Records from a collection
►

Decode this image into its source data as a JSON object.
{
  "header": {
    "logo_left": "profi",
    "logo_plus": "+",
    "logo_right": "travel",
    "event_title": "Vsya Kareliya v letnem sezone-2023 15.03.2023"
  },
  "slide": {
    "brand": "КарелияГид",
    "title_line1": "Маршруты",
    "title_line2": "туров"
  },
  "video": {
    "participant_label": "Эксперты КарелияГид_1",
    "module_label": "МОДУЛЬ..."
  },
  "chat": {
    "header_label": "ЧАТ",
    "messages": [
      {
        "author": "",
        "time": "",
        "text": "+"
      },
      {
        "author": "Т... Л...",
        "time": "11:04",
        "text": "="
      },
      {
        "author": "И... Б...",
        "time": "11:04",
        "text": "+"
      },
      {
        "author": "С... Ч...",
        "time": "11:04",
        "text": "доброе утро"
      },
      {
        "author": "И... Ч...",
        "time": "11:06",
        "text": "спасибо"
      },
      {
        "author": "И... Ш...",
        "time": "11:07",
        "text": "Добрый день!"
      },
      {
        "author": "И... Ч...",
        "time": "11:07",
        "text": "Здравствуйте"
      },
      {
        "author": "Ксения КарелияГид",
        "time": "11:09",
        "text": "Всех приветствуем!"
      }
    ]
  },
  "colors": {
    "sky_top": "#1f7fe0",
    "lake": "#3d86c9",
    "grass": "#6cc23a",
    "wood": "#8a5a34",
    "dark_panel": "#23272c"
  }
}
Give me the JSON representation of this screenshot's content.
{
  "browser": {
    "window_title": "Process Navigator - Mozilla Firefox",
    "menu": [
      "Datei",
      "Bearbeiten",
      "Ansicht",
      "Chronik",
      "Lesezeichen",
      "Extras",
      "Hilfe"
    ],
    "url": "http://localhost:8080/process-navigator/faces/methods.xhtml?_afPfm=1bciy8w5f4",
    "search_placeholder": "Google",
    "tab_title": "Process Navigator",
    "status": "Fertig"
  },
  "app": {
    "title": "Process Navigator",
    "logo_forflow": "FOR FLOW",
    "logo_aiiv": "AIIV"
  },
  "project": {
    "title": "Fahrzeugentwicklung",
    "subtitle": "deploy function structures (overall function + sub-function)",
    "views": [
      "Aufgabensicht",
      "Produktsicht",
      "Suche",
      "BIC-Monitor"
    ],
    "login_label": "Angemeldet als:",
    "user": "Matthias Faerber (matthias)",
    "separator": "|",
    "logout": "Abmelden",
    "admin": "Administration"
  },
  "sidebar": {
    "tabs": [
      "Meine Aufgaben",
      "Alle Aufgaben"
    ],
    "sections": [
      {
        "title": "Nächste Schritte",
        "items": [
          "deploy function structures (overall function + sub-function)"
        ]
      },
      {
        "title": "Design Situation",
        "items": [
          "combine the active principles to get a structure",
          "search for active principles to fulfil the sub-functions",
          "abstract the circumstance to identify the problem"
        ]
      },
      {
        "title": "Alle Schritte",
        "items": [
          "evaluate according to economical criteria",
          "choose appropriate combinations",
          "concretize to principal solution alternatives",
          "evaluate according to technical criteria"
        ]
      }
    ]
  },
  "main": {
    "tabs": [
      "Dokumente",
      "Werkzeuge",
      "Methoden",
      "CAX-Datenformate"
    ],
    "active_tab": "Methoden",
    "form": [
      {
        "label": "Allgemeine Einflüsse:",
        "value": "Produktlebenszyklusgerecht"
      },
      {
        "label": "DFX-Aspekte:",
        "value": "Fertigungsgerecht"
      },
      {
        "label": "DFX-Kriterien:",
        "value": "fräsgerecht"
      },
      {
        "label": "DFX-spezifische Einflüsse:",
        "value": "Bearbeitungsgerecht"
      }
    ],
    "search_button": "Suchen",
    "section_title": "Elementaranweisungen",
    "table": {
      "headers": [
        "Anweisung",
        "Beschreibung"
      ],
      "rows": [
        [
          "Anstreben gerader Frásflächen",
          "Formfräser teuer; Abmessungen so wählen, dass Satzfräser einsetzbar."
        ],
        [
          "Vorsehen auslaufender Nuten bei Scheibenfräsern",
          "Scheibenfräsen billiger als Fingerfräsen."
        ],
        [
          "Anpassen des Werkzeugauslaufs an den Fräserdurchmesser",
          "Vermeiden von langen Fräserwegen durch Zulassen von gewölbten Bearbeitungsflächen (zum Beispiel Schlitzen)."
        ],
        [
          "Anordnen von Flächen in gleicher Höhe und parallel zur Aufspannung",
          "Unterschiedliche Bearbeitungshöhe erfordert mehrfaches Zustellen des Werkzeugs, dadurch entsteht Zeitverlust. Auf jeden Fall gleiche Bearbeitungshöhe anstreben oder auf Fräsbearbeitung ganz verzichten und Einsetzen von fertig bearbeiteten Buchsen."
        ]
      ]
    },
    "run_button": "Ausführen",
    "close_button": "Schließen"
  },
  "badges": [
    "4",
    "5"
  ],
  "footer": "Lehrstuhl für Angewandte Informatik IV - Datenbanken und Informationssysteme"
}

◄

__Written request__:
How many of the lines above hold "evaluate"? Answer with only the number.

__Answer for the task__:
2